[Figure contents as structured data]
§ §

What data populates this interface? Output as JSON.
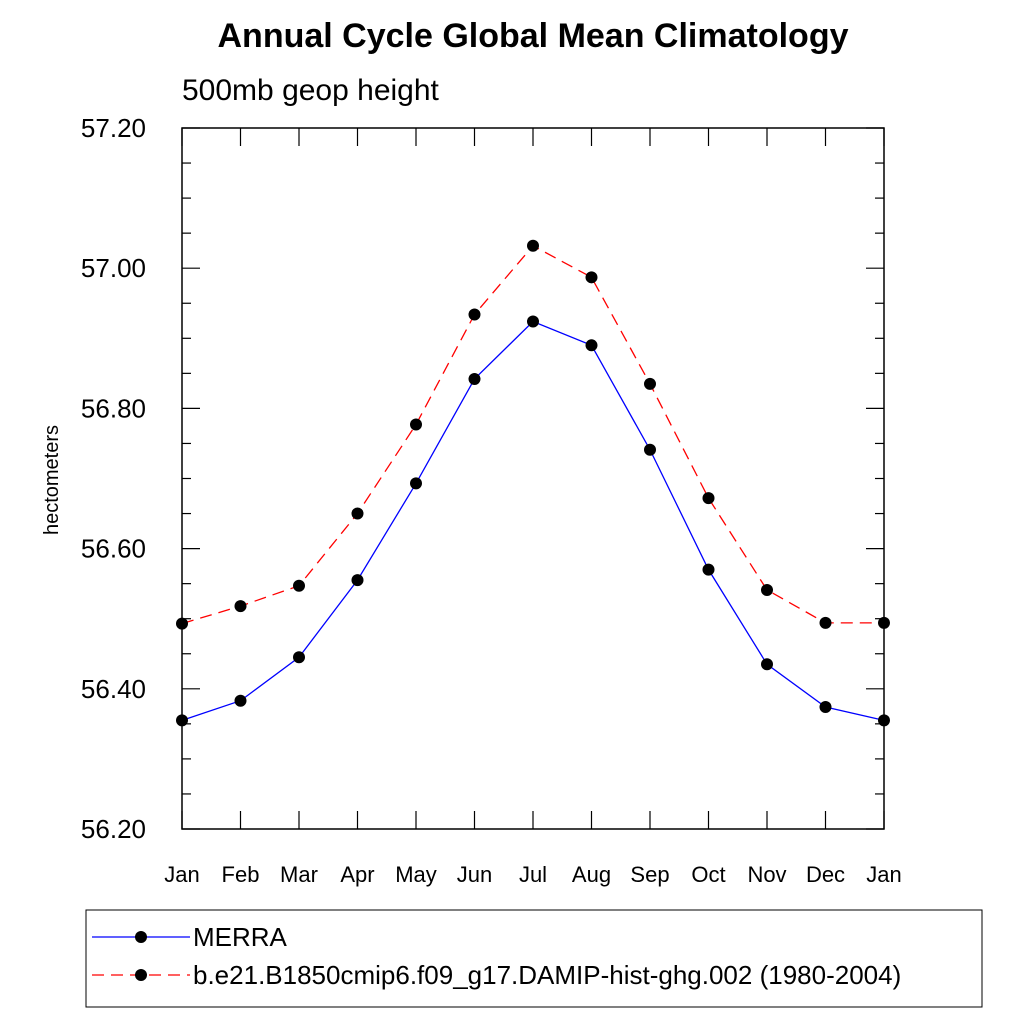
{
  "chart_data": {
    "type": "line",
    "title": "Annual Cycle Global Mean Climatology",
    "subtitle": "500mb geop height",
    "xlabel": "",
    "ylabel": "hectometers",
    "categories": [
      "Jan",
      "Feb",
      "Mar",
      "Apr",
      "May",
      "Jun",
      "Jul",
      "Aug",
      "Sep",
      "Oct",
      "Nov",
      "Dec",
      "Jan"
    ],
    "y_tick_labels": [
      "56.20",
      "56.40",
      "56.60",
      "56.80",
      "57.00",
      "57.20"
    ],
    "ylim": [
      56.2,
      57.2
    ],
    "y_major_step": 0.2,
    "y_minor_step": 0.05,
    "grid": false,
    "legend_position": "bottom",
    "series": [
      {
        "name": "MERRA",
        "color": "#0000ff",
        "line_style": "solid",
        "marker": "filled-circle",
        "values": [
          56.355,
          56.383,
          56.445,
          56.555,
          56.693,
          56.842,
          56.924,
          56.89,
          56.741,
          56.57,
          56.435,
          56.374,
          56.355
        ]
      },
      {
        "name": "b.e21.B1850cmip6.f09_g17.DAMIP-hist-ghg.002 (1980-2004)",
        "color": "#ff0000",
        "line_style": "dashed",
        "marker": "filled-circle",
        "values": [
          56.493,
          56.518,
          56.547,
          56.65,
          56.777,
          56.934,
          57.032,
          56.987,
          56.835,
          56.672,
          56.541,
          56.494,
          56.494
        ]
      }
    ]
  }
}
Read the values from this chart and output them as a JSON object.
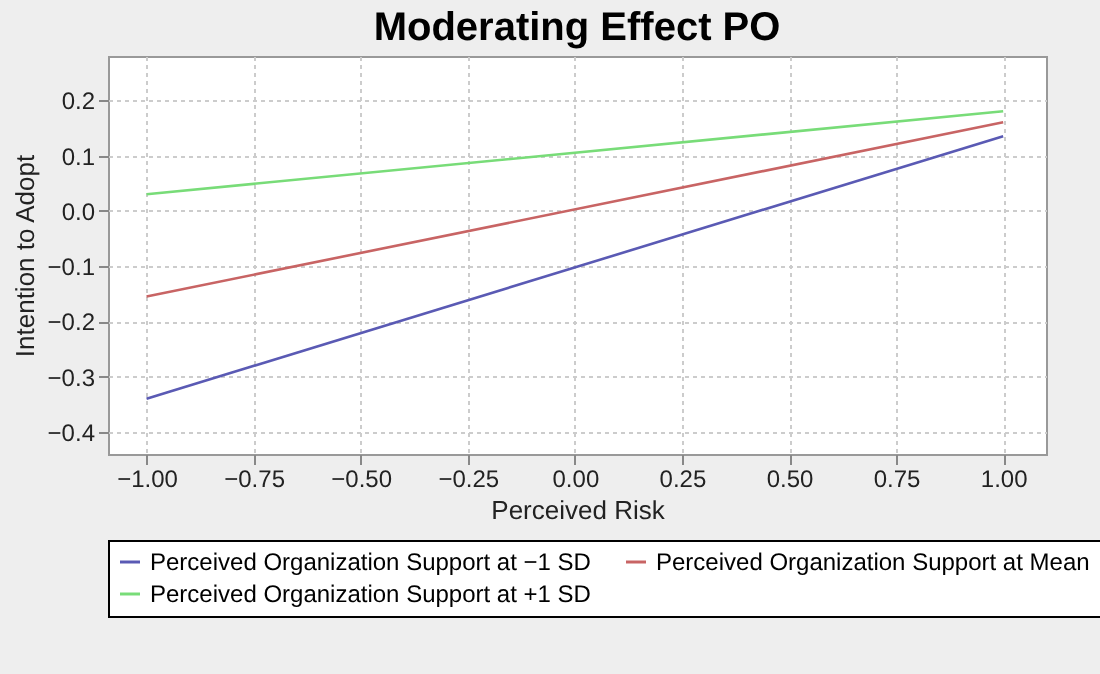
{
  "chart_data": {
    "type": "line",
    "title": "Moderating Effect PO",
    "xlabel": "Perceived Risk",
    "ylabel": "Intention to Adopt",
    "x": [
      -1,
      1
    ],
    "series": [
      {
        "name": "Perceived Organization Support at −1 SD",
        "color": "#5a5ab4",
        "values": [
          -0.34,
          0.135
        ]
      },
      {
        "name": "Perceived Organization Support at Mean",
        "color": "#c86464",
        "values": [
          -0.155,
          0.16
        ]
      },
      {
        "name": "Perceived Organization Support at +1 SD",
        "color": "#78dc78",
        "values": [
          0.03,
          0.18
        ]
      }
    ],
    "xlim": [
      -1.09,
      1.1
    ],
    "ylim": [
      -0.44,
      0.28
    ],
    "xticks": [
      {
        "value": -1,
        "label": "−1.00"
      },
      {
        "value": -0.75,
        "label": "−0.75"
      },
      {
        "value": -0.5,
        "label": "−0.50"
      },
      {
        "value": -0.25,
        "label": "−0.25"
      },
      {
        "value": 0,
        "label": "0.00"
      },
      {
        "value": 0.25,
        "label": "0.25"
      },
      {
        "value": 0.5,
        "label": "0.50"
      },
      {
        "value": 0.75,
        "label": "0.75"
      },
      {
        "value": 1,
        "label": "1.00"
      }
    ],
    "yticks": [
      {
        "value": -0.4,
        "label": "−0.4"
      },
      {
        "value": -0.3,
        "label": "−0.3"
      },
      {
        "value": -0.2,
        "label": "−0.2"
      },
      {
        "value": -0.1,
        "label": "−0.1"
      },
      {
        "value": 0,
        "label": "0.0"
      },
      {
        "value": 0.1,
        "label": "0.1"
      },
      {
        "value": 0.2,
        "label": "0.2"
      }
    ],
    "grid": true,
    "legend": "bottom",
    "line_style": "solid"
  }
}
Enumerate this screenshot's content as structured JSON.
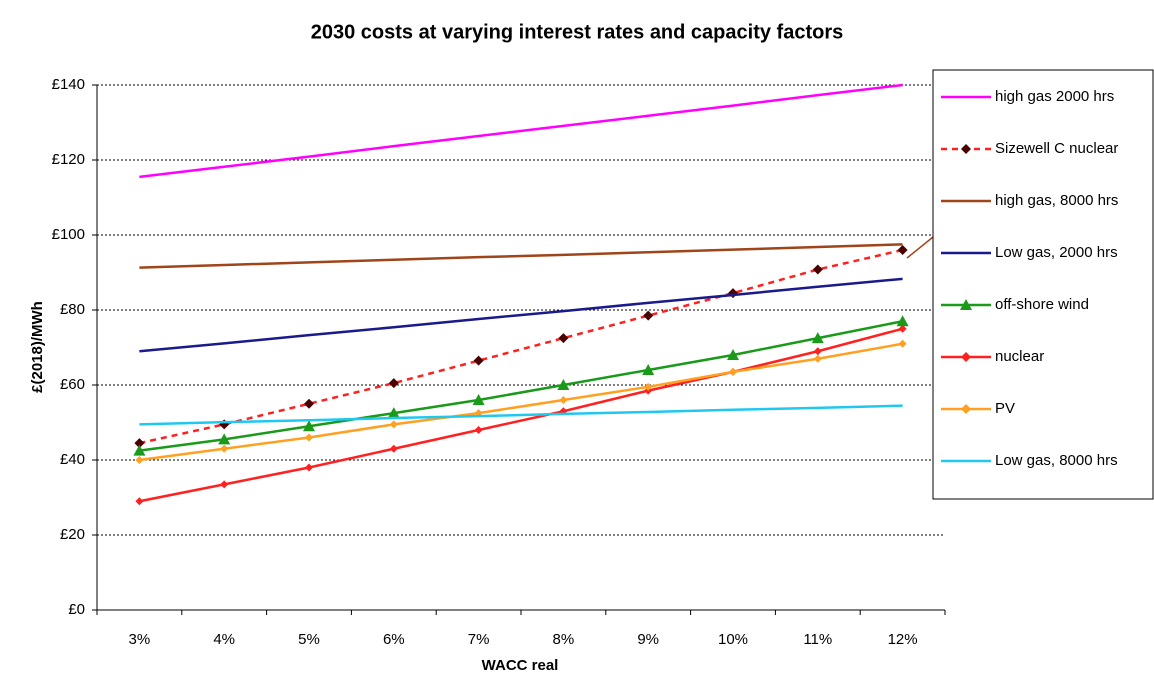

§ §

Return the lines of the records that include the string "Organization".

        "name": "Perceived Organization Support at −1 SD",
        "name": "Perceived Organization Support at Mean",
        "name": "Perceived Organization Support at +1 SD",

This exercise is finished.